** Start Given records **

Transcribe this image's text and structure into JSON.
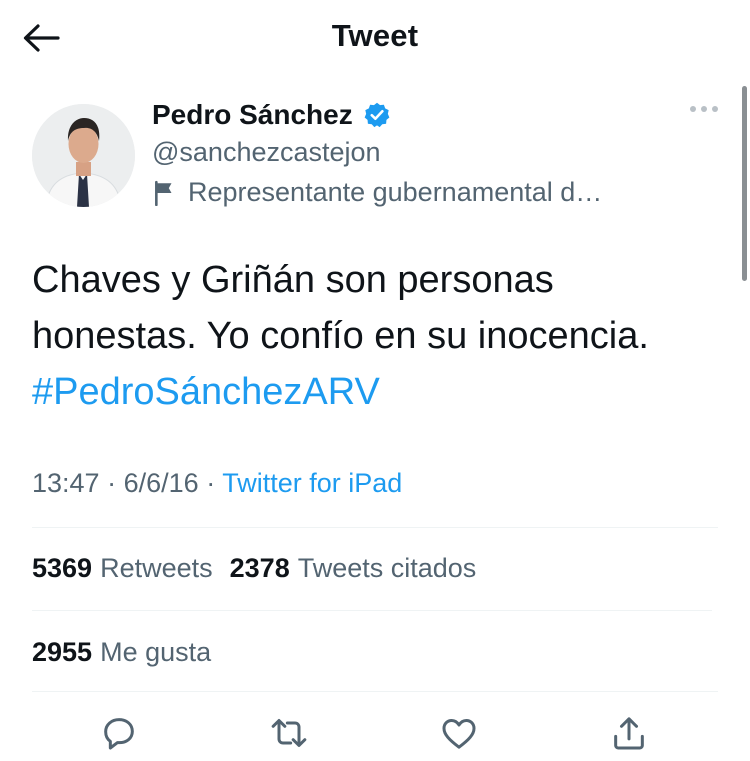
{
  "header": {
    "title": "Tweet"
  },
  "author": {
    "name": "Pedro Sánchez",
    "handle": "@sanchezcastejon",
    "label": "Representante gubernamental d…"
  },
  "tweet": {
    "text": "Chaves y Griñán son personas honestas. Yo confío en su inocencia.",
    "hashtag": "#PedroSánchezARV"
  },
  "meta": {
    "time": "13:47",
    "date": "6/6/16",
    "source": "Twitter for iPad",
    "separator": "·"
  },
  "stats": {
    "retweets_count": "5369",
    "retweets_label": "Retweets",
    "quotes_count": "2378",
    "quotes_label": "Tweets citados",
    "likes_count": "2955",
    "likes_label": "Me gusta"
  },
  "icons": {
    "back": "back-arrow-icon",
    "verified": "verified-badge-icon",
    "flag": "flag-icon",
    "more": "more-options-icon",
    "reply": "reply-icon",
    "retweet": "retweet-icon",
    "like": "heart-icon",
    "share": "share-icon"
  },
  "colors": {
    "accent": "#1d9bf0",
    "text": "#0f1419",
    "secondary": "#536471"
  }
}
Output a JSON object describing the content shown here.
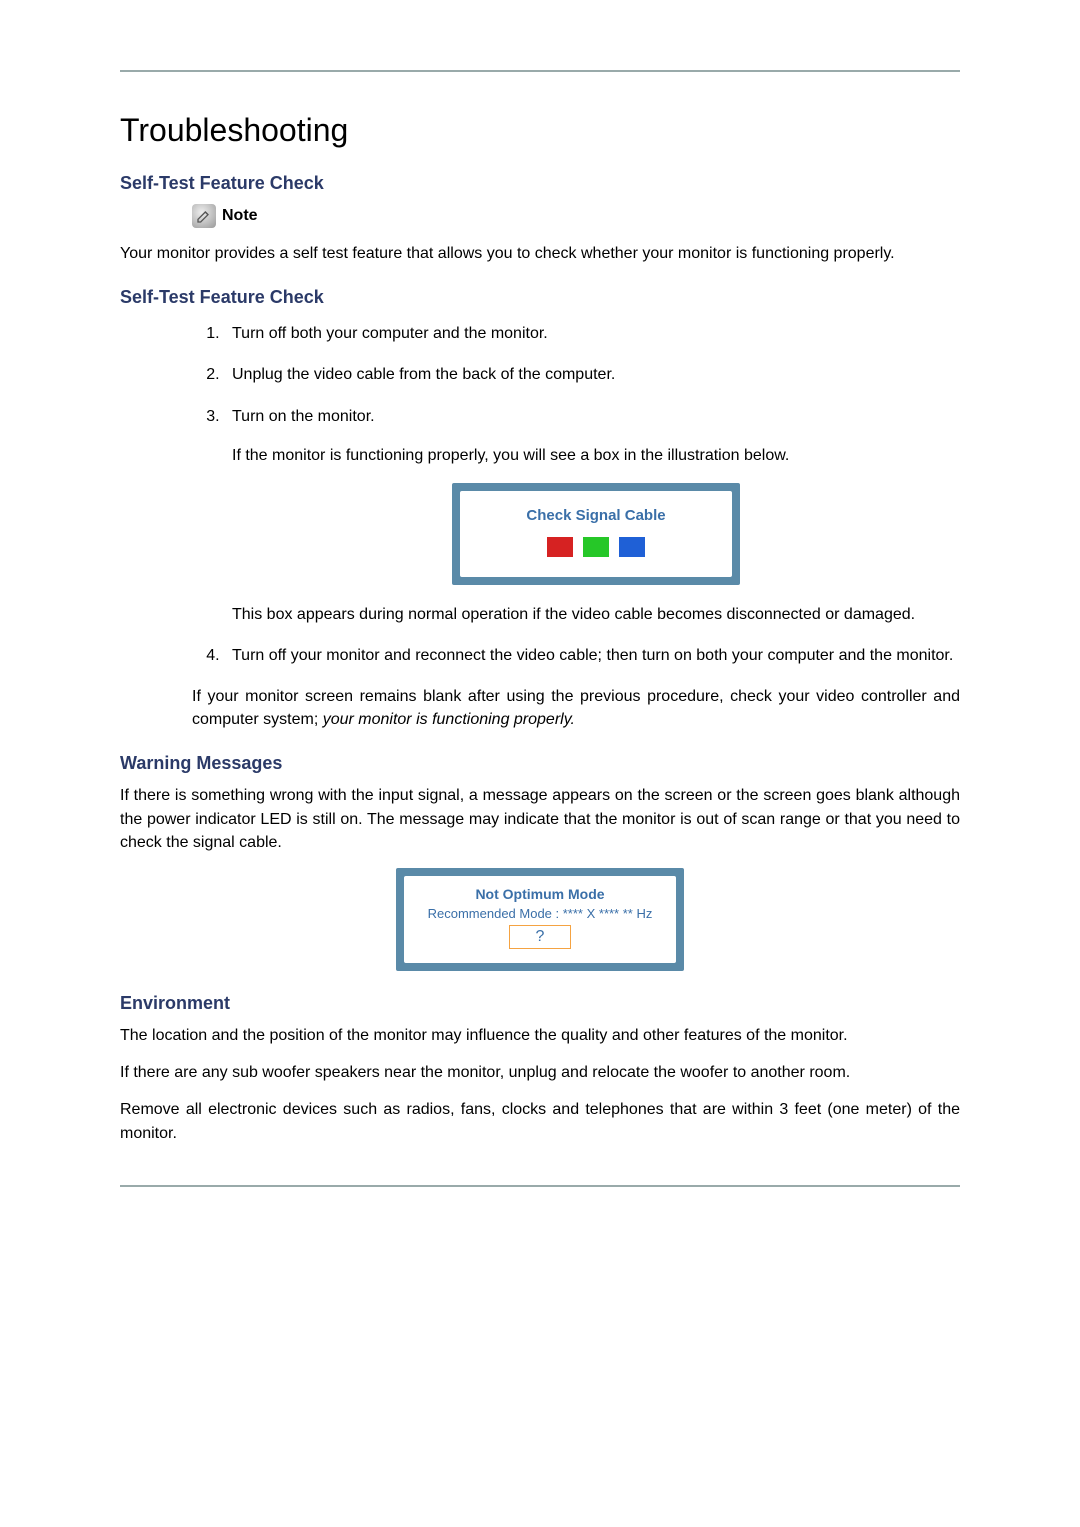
{
  "title": "Troubleshooting",
  "section1": {
    "heading": "Self-Test Feature Check",
    "note_label": "Note",
    "intro": "Your monitor provides a self test feature that allows you to check whether your monitor is functioning properly."
  },
  "section2": {
    "heading": "Self-Test Feature Check",
    "steps": {
      "s1": "Turn off both your computer and the monitor.",
      "s2": "Unplug the video cable from the back of the computer.",
      "s3": "Turn on the monitor.",
      "s3b": "If the monitor is functioning properly, you will see a box in the illustration below.",
      "s3c": "This box appears during normal operation if the video cable becomes disconnected or damaged.",
      "s4": "Turn off your monitor and reconnect the video cable; then turn on both your computer and the monitor."
    },
    "after_a": "If your monitor screen remains blank after using the previous procedure, check your video controller and computer system; ",
    "after_italic": "your monitor is functioning properly.",
    "osd1_title": "Check Signal Cable"
  },
  "section3": {
    "heading": "Warning Messages",
    "body": "If there is something wrong with the input signal, a message appears on the screen or the screen goes blank although the power indicator LED is still on. The message may indicate that the monitor is out of scan range or that you need to check the signal cable.",
    "osd_title": "Not Optimum Mode",
    "osd_sub": "Recommended Mode : **** X **** ** Hz",
    "osd_btn": "?"
  },
  "section4": {
    "heading": "Environment",
    "p1": "The location and the position of the monitor may influence the quality and other features of the monitor.",
    "p2": "If there are any sub woofer speakers near the monitor, unplug and relocate the woofer to another room.",
    "p3": "Remove all electronic devices such as radios, fans, clocks and telephones that are within 3 feet (one meter) of the monitor."
  }
}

** End Given records **

Leave out the pictures, and please output only the lines from the line that contains "Output a JSON" through the end of the data, both ends included.

Output a JSON object describing the content shown here.
{
  "title": "Troubleshooting",
  "section1": {
    "heading": "Self-Test Feature Check",
    "note_label": "Note",
    "intro": "Your monitor provides a self test feature that allows you to check whether your monitor is functioning properly."
  },
  "section2": {
    "heading": "Self-Test Feature Check",
    "steps": {
      "s1": "Turn off both your computer and the monitor.",
      "s2": "Unplug the video cable from the back of the computer.",
      "s3": "Turn on the monitor.",
      "s3b": "If the monitor is functioning properly, you will see a box in the illustration below.",
      "s3c": "This box appears during normal operation if the video cable becomes disconnected or damaged.",
      "s4": "Turn off your monitor and reconnect the video cable; then turn on both your computer and the monitor."
    },
    "after_a": "If your monitor screen remains blank after using the previous procedure, check your video controller and computer system; ",
    "after_italic": "your monitor is functioning properly.",
    "osd1_title": "Check Signal Cable"
  },
  "section3": {
    "heading": "Warning Messages",
    "body": "If there is something wrong with the input signal, a message appears on the screen or the screen goes blank although the power indicator LED is still on. The message may indicate that the monitor is out of scan range or that you need to check the signal cable.",
    "osd_title": "Not Optimum Mode",
    "osd_sub": "Recommended Mode : **** X **** ** Hz",
    "osd_btn": "?"
  },
  "section4": {
    "heading": "Environment",
    "p1": "The location and the position of the monitor may influence the quality and other features of the monitor.",
    "p2": "If there are any sub woofer speakers near the monitor, unplug and relocate the woofer to another room.",
    "p3": "Remove all electronic devices such as radios, fans, clocks and telephones that are within 3 feet (one meter) of the monitor."
  }
}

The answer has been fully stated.